* **WORK INSTRUCTIONS**
Can you write out the items word for word, starting with the line containing "Where is each" and going on through the line containing "- x-tick-label: 4: [250, 423, 259, 440]"? Leave the pictures out of your answer.

* **INFORMATION PROVIDED**
□ □ □ □

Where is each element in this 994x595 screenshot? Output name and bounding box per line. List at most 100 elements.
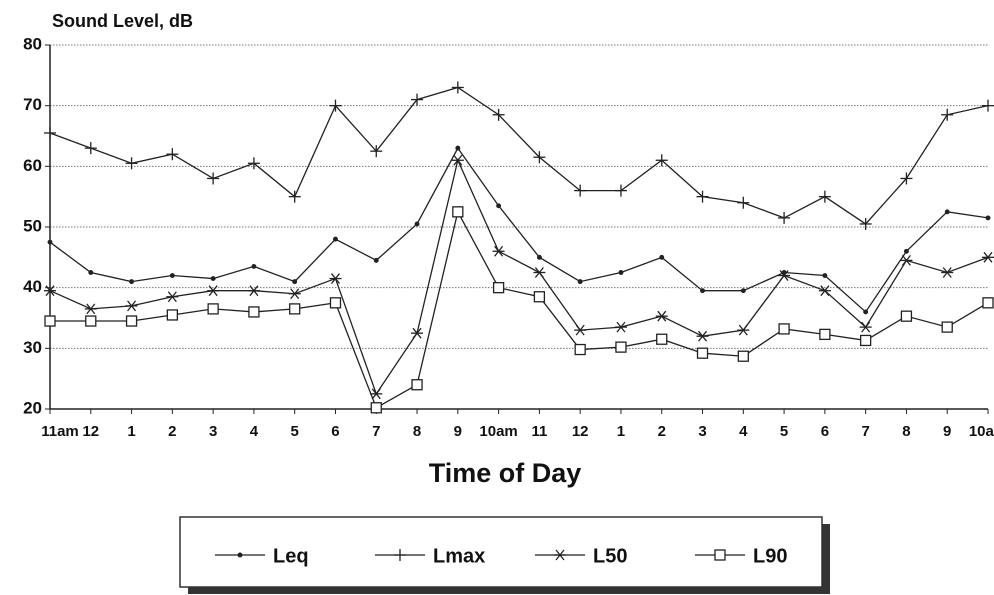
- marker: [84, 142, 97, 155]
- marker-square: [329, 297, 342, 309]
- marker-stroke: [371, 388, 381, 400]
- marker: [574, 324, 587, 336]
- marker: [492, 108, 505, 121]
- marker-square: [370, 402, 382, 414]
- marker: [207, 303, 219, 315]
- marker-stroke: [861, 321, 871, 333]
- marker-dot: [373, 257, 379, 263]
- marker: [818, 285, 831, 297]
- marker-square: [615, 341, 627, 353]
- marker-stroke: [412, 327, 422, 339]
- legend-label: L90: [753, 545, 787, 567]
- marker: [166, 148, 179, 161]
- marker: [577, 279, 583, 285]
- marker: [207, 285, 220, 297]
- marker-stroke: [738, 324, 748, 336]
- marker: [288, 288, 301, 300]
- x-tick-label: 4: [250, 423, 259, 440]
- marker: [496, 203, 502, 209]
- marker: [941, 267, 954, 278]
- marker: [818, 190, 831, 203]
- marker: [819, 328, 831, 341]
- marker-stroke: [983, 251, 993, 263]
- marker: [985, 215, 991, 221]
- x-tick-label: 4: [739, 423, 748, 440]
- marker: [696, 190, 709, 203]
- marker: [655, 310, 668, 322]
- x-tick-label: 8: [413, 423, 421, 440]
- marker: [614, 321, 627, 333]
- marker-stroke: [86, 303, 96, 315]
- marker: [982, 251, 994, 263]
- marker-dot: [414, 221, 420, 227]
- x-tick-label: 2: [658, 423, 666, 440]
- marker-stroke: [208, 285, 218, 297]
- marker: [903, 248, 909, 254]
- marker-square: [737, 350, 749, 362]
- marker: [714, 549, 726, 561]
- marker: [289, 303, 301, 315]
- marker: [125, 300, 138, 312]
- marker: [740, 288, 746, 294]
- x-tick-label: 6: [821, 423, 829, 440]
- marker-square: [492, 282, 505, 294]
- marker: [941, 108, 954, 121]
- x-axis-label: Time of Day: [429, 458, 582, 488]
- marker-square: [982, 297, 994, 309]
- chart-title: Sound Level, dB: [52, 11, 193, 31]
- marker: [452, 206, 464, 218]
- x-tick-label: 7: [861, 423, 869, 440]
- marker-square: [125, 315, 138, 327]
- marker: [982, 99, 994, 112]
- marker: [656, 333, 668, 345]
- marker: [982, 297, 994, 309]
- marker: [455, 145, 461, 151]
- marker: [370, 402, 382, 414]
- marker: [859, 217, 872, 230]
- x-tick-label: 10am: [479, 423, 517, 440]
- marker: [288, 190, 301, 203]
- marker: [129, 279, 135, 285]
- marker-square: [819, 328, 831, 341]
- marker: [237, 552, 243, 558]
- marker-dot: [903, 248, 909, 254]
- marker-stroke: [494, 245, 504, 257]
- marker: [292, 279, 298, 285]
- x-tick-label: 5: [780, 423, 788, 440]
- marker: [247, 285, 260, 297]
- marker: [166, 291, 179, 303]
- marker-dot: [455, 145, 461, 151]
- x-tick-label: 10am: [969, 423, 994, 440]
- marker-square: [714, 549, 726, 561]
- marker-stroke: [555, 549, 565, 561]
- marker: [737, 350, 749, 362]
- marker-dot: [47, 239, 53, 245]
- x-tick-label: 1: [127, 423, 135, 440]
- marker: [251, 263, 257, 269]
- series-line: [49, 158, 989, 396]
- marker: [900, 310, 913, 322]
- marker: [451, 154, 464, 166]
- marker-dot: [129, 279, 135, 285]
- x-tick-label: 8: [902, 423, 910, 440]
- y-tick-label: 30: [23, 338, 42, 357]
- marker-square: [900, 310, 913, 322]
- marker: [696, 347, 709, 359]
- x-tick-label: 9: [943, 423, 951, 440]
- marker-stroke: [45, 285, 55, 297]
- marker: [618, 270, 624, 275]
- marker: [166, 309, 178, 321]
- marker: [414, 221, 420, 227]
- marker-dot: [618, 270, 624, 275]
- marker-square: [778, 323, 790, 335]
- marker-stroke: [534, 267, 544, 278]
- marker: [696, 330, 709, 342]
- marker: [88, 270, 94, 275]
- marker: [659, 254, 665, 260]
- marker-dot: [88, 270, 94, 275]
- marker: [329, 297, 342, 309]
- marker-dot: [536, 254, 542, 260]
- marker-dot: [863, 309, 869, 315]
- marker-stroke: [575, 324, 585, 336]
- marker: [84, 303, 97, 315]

□ □ □ □

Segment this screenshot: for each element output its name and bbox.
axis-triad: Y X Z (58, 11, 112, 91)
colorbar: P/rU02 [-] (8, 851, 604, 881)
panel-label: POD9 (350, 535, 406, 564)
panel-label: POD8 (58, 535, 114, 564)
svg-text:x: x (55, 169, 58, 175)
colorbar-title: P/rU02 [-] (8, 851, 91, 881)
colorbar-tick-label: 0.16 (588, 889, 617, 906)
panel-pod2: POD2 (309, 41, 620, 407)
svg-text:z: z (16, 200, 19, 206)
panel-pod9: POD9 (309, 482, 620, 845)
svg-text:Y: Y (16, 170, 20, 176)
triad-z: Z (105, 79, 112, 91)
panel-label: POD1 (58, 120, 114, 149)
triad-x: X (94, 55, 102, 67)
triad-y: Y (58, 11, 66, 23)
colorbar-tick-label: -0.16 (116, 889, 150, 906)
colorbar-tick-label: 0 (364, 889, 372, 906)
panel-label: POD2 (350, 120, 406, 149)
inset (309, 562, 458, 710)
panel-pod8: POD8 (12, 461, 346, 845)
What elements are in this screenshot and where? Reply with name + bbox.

□ □ □ □

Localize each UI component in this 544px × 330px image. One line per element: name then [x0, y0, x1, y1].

□ □ □ □

* **EXERCISE ANSWER**
Where is each element in this 994x595 screenshot? Output name and bounding box per line. List at most 100 elements.
- marker: [84, 142, 97, 155]
- marker-square: [329, 297, 342, 309]
- marker-stroke: [371, 388, 381, 400]
- marker: [574, 324, 587, 336]
- marker: [492, 108, 505, 121]
- marker-square: [370, 402, 382, 414]
- marker: [207, 303, 219, 315]
- marker-stroke: [861, 321, 871, 333]
- marker-dot: [373, 257, 379, 263]
- marker: [818, 285, 831, 297]
- marker-square: [615, 341, 627, 353]
- marker-stroke: [412, 327, 422, 339]
- legend-label: L90: [753, 545, 787, 567]
- marker: [166, 148, 179, 161]
- marker: [577, 279, 583, 285]
- marker: [207, 285, 220, 297]
- marker-stroke: [738, 324, 748, 336]
- marker: [288, 288, 301, 300]
- x-tick-label: 4: [250, 423, 259, 440]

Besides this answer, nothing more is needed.